═════ Material supplied

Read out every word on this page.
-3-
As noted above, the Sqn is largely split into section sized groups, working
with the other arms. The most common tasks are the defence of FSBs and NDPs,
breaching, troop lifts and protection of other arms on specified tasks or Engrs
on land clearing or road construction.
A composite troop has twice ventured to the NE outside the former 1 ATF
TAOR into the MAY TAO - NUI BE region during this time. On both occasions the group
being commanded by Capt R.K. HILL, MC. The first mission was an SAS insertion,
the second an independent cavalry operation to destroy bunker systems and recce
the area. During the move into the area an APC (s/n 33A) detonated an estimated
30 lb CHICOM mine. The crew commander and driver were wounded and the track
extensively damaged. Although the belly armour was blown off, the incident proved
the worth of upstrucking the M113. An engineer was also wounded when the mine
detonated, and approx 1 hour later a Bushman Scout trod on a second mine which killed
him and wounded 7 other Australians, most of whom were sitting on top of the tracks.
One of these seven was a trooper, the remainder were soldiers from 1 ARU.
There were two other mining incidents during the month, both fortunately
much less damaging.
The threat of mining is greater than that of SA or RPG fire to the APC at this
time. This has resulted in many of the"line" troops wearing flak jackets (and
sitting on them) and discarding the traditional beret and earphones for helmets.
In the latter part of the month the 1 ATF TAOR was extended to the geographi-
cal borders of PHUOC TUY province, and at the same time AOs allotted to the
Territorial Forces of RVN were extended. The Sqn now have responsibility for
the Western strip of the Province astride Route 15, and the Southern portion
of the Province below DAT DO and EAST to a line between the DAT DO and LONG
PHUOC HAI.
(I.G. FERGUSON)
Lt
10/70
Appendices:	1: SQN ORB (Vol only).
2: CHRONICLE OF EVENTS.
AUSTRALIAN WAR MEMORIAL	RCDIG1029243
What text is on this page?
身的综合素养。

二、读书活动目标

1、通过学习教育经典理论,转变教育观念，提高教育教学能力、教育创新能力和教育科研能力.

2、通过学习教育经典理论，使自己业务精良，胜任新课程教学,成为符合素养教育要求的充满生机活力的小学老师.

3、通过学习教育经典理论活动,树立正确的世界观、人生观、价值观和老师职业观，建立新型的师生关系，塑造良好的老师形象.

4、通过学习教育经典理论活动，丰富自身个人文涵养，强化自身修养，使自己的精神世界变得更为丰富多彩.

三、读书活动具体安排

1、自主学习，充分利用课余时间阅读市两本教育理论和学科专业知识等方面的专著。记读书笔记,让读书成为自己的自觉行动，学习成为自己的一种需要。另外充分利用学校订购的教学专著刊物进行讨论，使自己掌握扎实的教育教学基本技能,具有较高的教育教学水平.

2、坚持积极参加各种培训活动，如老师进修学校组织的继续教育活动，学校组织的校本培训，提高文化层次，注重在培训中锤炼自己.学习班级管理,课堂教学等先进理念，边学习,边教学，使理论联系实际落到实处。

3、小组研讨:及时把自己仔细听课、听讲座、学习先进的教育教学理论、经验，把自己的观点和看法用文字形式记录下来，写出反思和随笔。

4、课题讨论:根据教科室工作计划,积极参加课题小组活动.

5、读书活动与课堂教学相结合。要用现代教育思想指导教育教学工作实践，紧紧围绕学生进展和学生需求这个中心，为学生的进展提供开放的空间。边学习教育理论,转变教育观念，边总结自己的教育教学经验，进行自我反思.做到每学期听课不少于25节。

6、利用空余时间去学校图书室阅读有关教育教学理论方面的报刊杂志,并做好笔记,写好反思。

══════════

_What is being asked_
Set down all of the records shown above once more, exactly.

_Worked solution_
Read out every word on this page.
-3-
As noted above, the Sqn is largely split into section sized groups, working
with the other arms. The most common tasks are the defence of FSBs and NDPs,
breaching, troop lifts and protection of other arms on specified tasks or Engrs
on land clearing or road construction.
A composite troop has twice ventured to the NE outside the former 1 ATF
TAOR into the MAY TAO - NUI BE region during this time. On both occasions the group
being commanded by Capt R.K. HILL, MC. The first mission was an SAS insertion,
the second an independent cavalry operation to destroy bunker systems and recce
the area. During the move into the area an APC (s/n 33A) detonated an estimated
30 lb CHICOM mine. The crew commander and driver were wounded and the track
extensively damaged. Although the belly armour was blown off, the incident proved
the worth of upstrucking the M113. An engineer was also wounded when the mine
detonated, and approx 1 hour later a Bushman Scout trod on a second mine which killed
him and wounded 7 other Australians, most of whom were sitting on top of the tracks.
One of these seven was a trooper, the remainder were soldiers from 1 ARU.
There were two other mining incidents during the month, both fortunately
much less damaging.
The threat of mining is greater than that of SA or RPG fire to the APC at this
time. This has resulted in many of the"line" troops wearing flak jackets (and
sitting on them) and discarding the traditional beret and earphones for helmets.
In the latter part of the month the 1 ATF TAOR was extended to the geographi-
cal borders of PHUOC TUY province, and at the same time AOs allotted to the
Territorial Forces of RVN were extended. The Sqn now have responsibility for
the Western strip of the Province astride Route 15, and the Southern portion
of the Province below DAT DO and EAST to a line between the DAT DO and LONG
PHUOC HAI.
(I.G. FERGUSON)
Lt
10/70
Appendices:	1: SQN ORB (Vol only).
2: CHRONICLE OF EVENTS.
AUSTRALIAN WAR MEMORIAL	RCDIG1029243
What text is on this page?
身的综合素养。

二、读书活动目标

1、通过学习教育经典理论,转变教育观念，提高教育教学能力、教育创新能力和教育科研能力.

2、通过学习教育经典理论，使自己业务精良，胜任新课程教学,成为符合素养教育要求的充满生机活力的小学老师.

3、通过学习教育经典理论活动,树立正确的世界观、人生观、价值观和老师职业观，建立新型的师生关系，塑造良好的老师形象.

4、通过学习教育经典理论活动，丰富自身个人文涵养，强化自身修养，使自己的精神世界变得更为丰富多彩.

三、读书活动具体安排

1、自主学习，充分利用课余时间阅读市两本教育理论和学科专业知识等方面的专著。记读书笔记,让读书成为自己的自觉行动，学习成为自己的一种需要。另外充分利用学校订购的教学专著刊物进行讨论，使自己掌握扎实的教育教学基本技能,具有较高的教育教学水平.

2、坚持积极参加各种培训活动，如老师进修学校组织的继续教育活动，学校组织的校本培训，提高文化层次，注重在培训中锤炼自己.学习班级管理,课堂教学等先进理念，边学习,边教学，使理论联系实际落到实处。

3、小组研讨:及时把自己仔细听课、听讲座、学习先进的教育教学理论、经验，把自己的观点和看法用文字形式记录下来，写出反思和随笔。

4、课题讨论:根据教科室工作计划,积极参加课题小组活动.

5、读书活动与课堂教学相结合。要用现代教育思想指导教育教学工作实践，紧紧围绕学生进展和学生需求这个中心，为学生的进展提供开放的空间。边学习教育理论,转变教育观念，边总结自己的教育教学经验，进行自我反思.做到每学期听课不少于25节。

6、利用空余时间去学校图书室阅读有关教育教学理论方面的报刊杂志,并做好笔记,写好反思。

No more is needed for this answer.